Stored entries
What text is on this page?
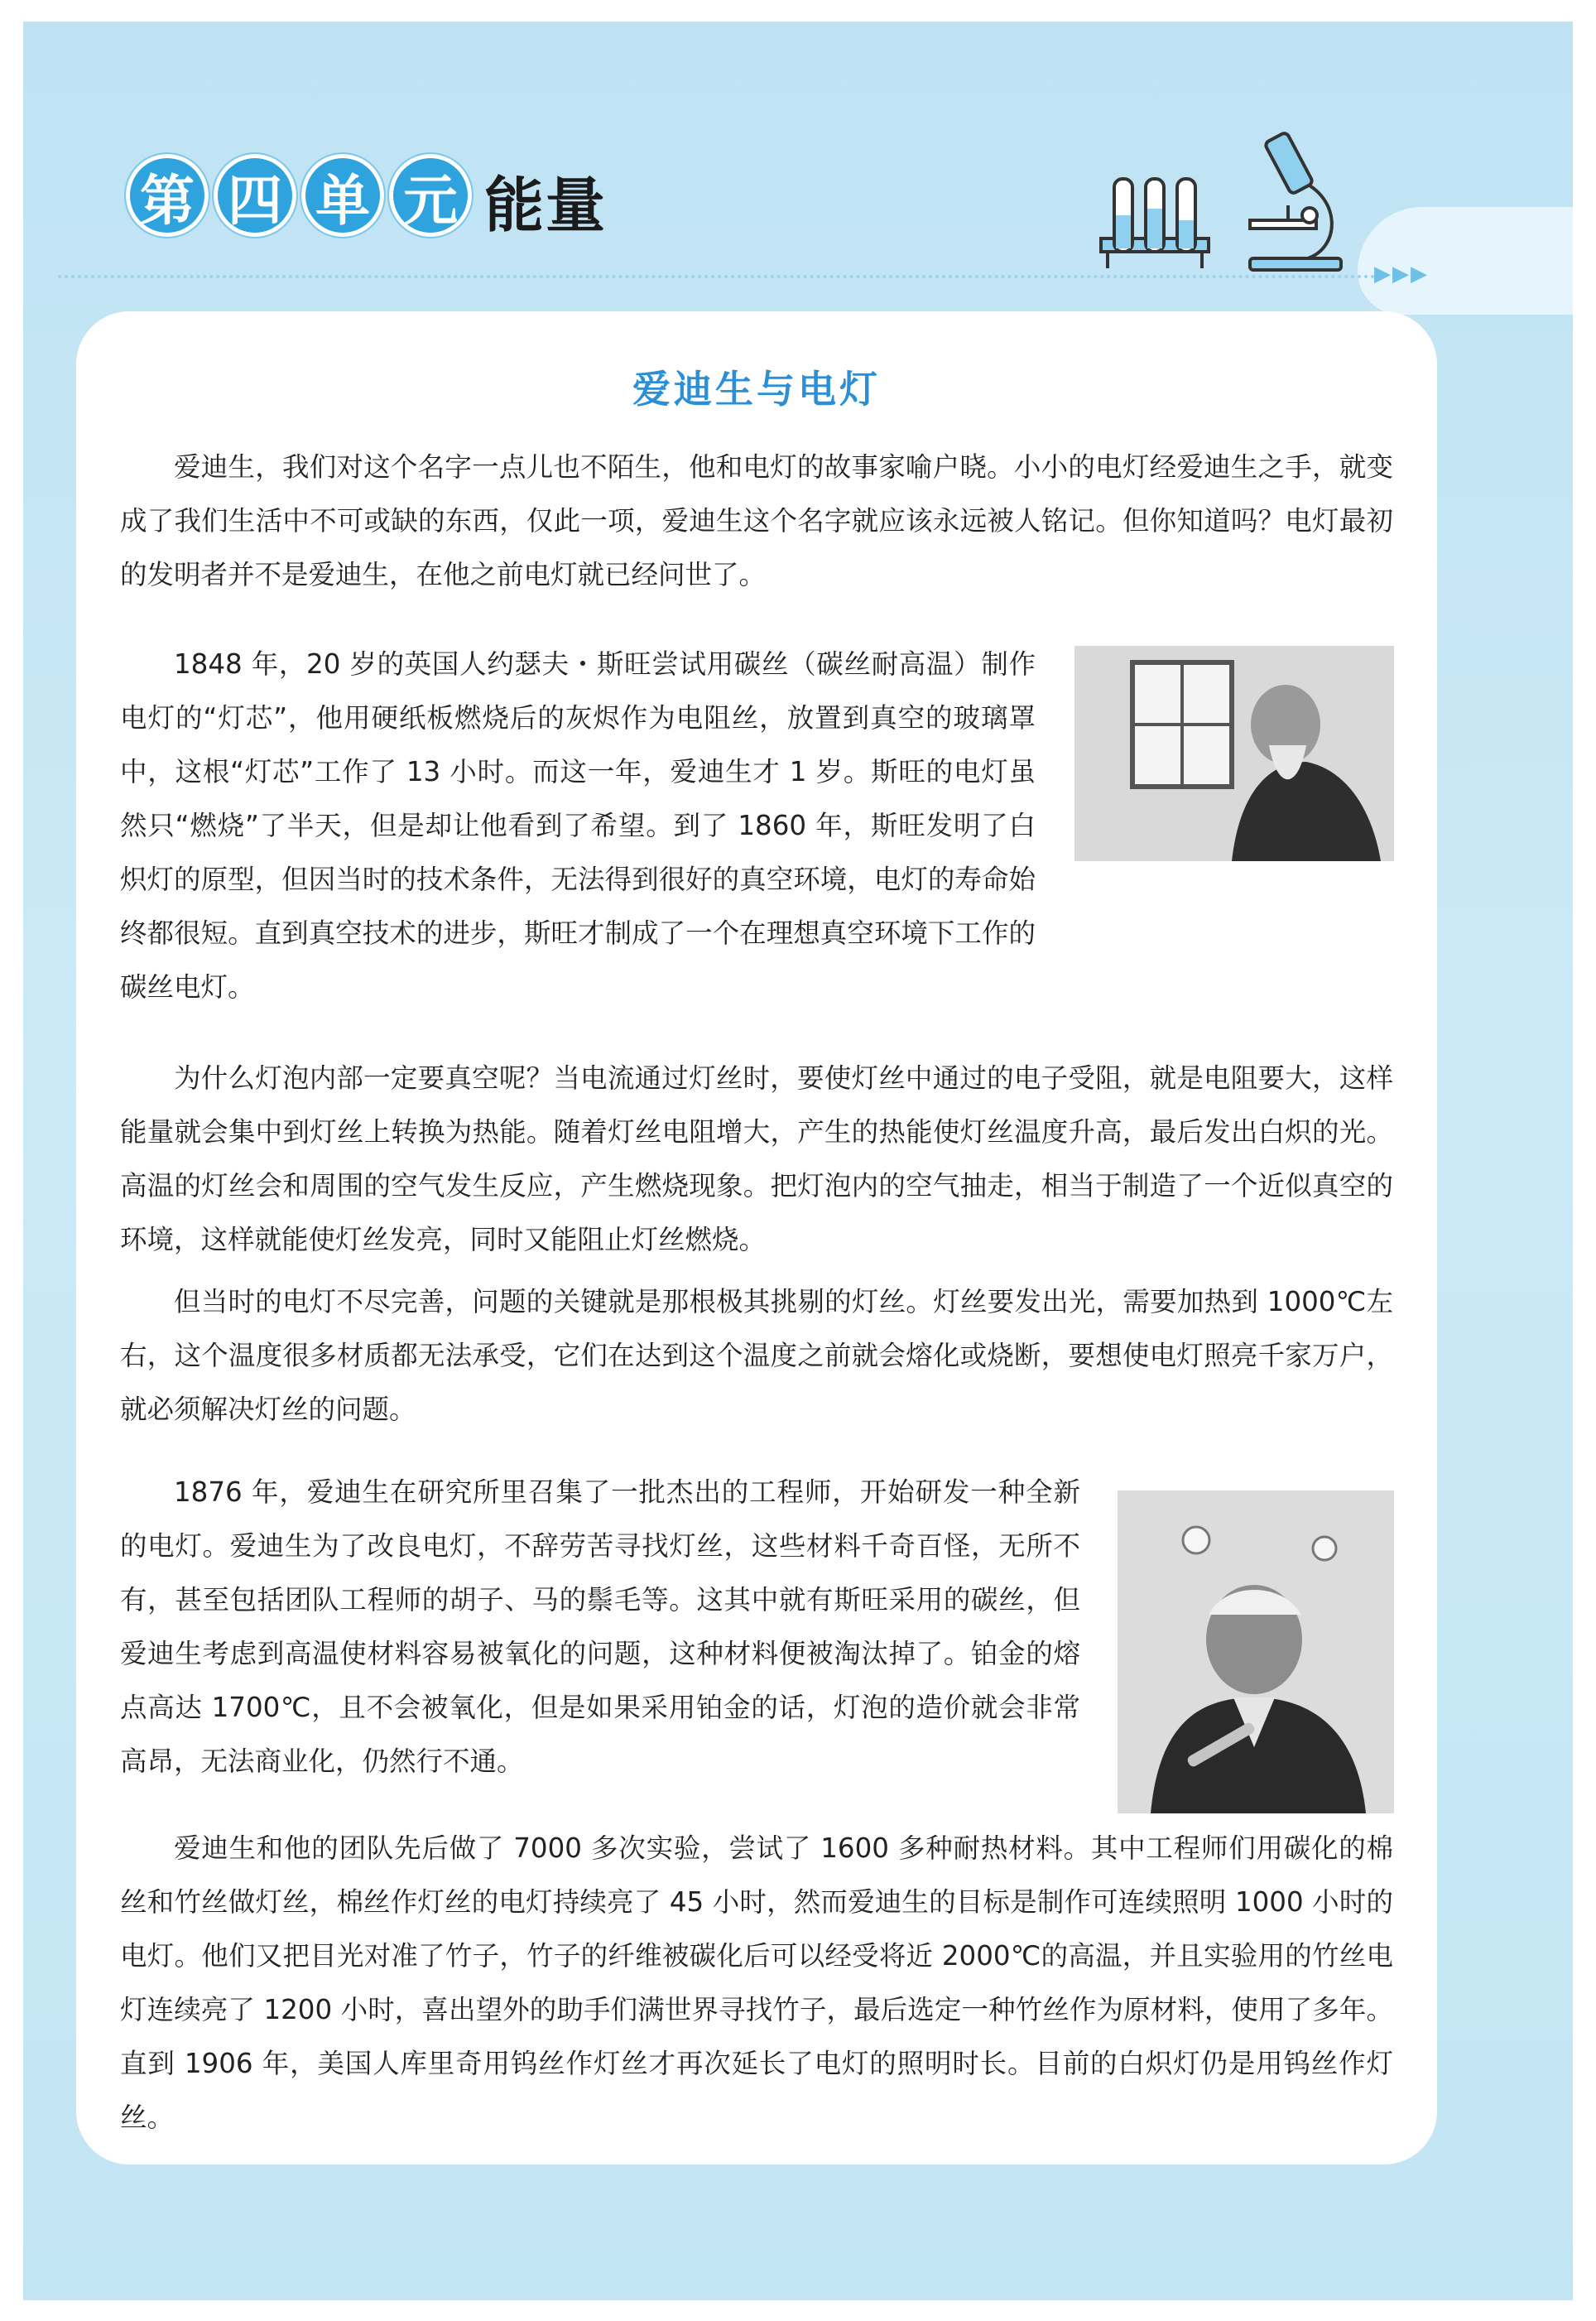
第 四 单 元 能量
▶▶▶
爱迪生与电灯

爱迪生，我们对这个名字一点儿也不陌生，他和电灯的故事家喻户晓。小小的电灯经爱迪生之手，就变成了我们生活中不可或缺的东西，仅此一项，爱迪生这个名字就应该永远被人铭记。但你知道吗？电灯最初的发明者并不是爱迪生，在他之前电灯就已经问世了。

1848 年，20 岁的英国人约瑟夫・斯旺尝试用碳丝（碳丝耐高温）制作电灯的“灯芯”，他用硬纸板燃烧后的灰烬作为电阻丝，放置到真空的玻璃罩中，这根“灯芯”工作了 13 小时。而这一年，爱迪生才 1 岁。斯旺的电灯虽然只“燃烧”了半天，但是却让他看到了希望。到了 1860 年，斯旺发明了白炽灯的原型，但因当时的技术条件，无法得到很好的真空环境，电灯的寿命始终都很短。直到真空技术的进步，斯旺才制成了一个在理想真空环境下工作的碳丝电灯。

为什么灯泡内部一定要真空呢？当电流通过灯丝时，要使灯丝中通过的电子受阻，就是电阻要大，这样能量就会集中到灯丝上转换为热能。随着灯丝电阻增大，产生的热能使灯丝温度升高，最后发出白炽的光。高温的灯丝会和周围的空气发生反应，产生燃烧现象。把灯泡内的空气抽走，相当于制造了一个近似真空的环境，这样就能使灯丝发亮，同时又能阻止灯丝燃烧。

但当时的电灯不尽完善，问题的关键就是那根极其挑剔的灯丝。灯丝要发出光，需要加热到 1000℃左右，这个温度很多材质都无法承受，它们在达到这个温度之前就会熔化或烧断，要想使电灯照亮千家万户，就必须解决灯丝的问题。

1876 年，爱迪生在研究所里召集了一批杰出的工程师，开始研发一种全新的电灯。爱迪生为了改良电灯，不辞劳苦寻找灯丝，这些材料千奇百怪，无所不有，甚至包括团队工程师的胡子、马的鬃毛等。这其中就有斯旺采用的碳丝，但爱迪生考虑到高温使材料容易被氧化的问题，这种材料便被淘汰掉了。铂金的熔点高达 1700℃，且不会被氧化，但是如果采用铂金的话，灯泡的造价就会非常高昂，无法商业化，仍然行不通。

爱迪生和他的团队先后做了 7000 多次实验，尝试了 1600 多种耐热材料。其中工程师们用碳化的棉丝和竹丝做灯丝，棉丝作灯丝的电灯持续亮了 45 小时，然而爱迪生的目标是制作可连续照明 1000 小时的电灯。他们又把目光对准了竹子，竹子的纤维被碳化后可以经受将近 2000℃的高温，并且实验用的竹丝电灯连续亮了 1200 小时，喜出望外的助手们满世界寻找竹子，最后选定一种竹丝作为原材料，使用了多年。直到 1906 年，美国人库里奇用钨丝作灯丝才再次延长了电灯的照明时长。目前的白炽灯仍是用钨丝作灯丝。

(Your goal): Transcribe the records verbatim and omit the images.

(Exercise answer):
What text is on this page?
第 四 单 元 能量
▶▶▶
爱迪生与电灯

爱迪生，我们对这个名字一点儿也不陌生，他和电灯的故事家喻户晓。小小的电灯经爱迪生之手，就变成了我们生活中不可或缺的东西，仅此一项，爱迪生这个名字就应该永远被人铭记。但你知道吗？电灯最初的发明者并不是爱迪生，在他之前电灯就已经问世了。

1848 年，20 岁的英国人约瑟夫・斯旺尝试用碳丝（碳丝耐高温）制作电灯的“灯芯”，他用硬纸板燃烧后的灰烬作为电阻丝，放置到真空的玻璃罩中，这根“灯芯”工作了 13 小时。而这一年，爱迪生才 1 岁。斯旺的电灯虽然只“燃烧”了半天，但是却让他看到了希望。到了 1860 年，斯旺发明了白炽灯的原型，但因当时的技术条件，无法得到很好的真空环境，电灯的寿命始终都很短。直到真空技术的进步，斯旺才制成了一个在理想真空环境下工作的碳丝电灯。

为什么灯泡内部一定要真空呢？当电流通过灯丝时，要使灯丝中通过的电子受阻，就是电阻要大，这样能量就会集中到灯丝上转换为热能。随着灯丝电阻增大，产生的热能使灯丝温度升高，最后发出白炽的光。高温的灯丝会和周围的空气发生反应，产生燃烧现象。把灯泡内的空气抽走，相当于制造了一个近似真空的环境，这样就能使灯丝发亮，同时又能阻止灯丝燃烧。

但当时的电灯不尽完善，问题的关键就是那根极其挑剔的灯丝。灯丝要发出光，需要加热到 1000℃左右，这个温度很多材质都无法承受，它们在达到这个温度之前就会熔化或烧断，要想使电灯照亮千家万户，就必须解决灯丝的问题。

1876 年，爱迪生在研究所里召集了一批杰出的工程师，开始研发一种全新的电灯。爱迪生为了改良电灯，不辞劳苦寻找灯丝，这些材料千奇百怪，无所不有，甚至包括团队工程师的胡子、马的鬃毛等。这其中就有斯旺采用的碳丝，但爱迪生考虑到高温使材料容易被氧化的问题，这种材料便被淘汰掉了。铂金的熔点高达 1700℃，且不会被氧化，但是如果采用铂金的话，灯泡的造价就会非常高昂，无法商业化，仍然行不通。

爱迪生和他的团队先后做了 7000 多次实验，尝试了 1600 多种耐热材料。其中工程师们用碳化的棉丝和竹丝做灯丝，棉丝作灯丝的电灯持续亮了 45 小时，然而爱迪生的目标是制作可连续照明 1000 小时的电灯。他们又把目光对准了竹子，竹子的纤维被碳化后可以经受将近 2000℃的高温，并且实验用的竹丝电灯连续亮了 1200 小时，喜出望外的助手们满世界寻找竹子，最后选定一种竹丝作为原材料，使用了多年。直到 1906 年，美国人库里奇用钨丝作灯丝才再次延长了电灯的照明时长。目前的白炽灯仍是用钨丝作灯丝。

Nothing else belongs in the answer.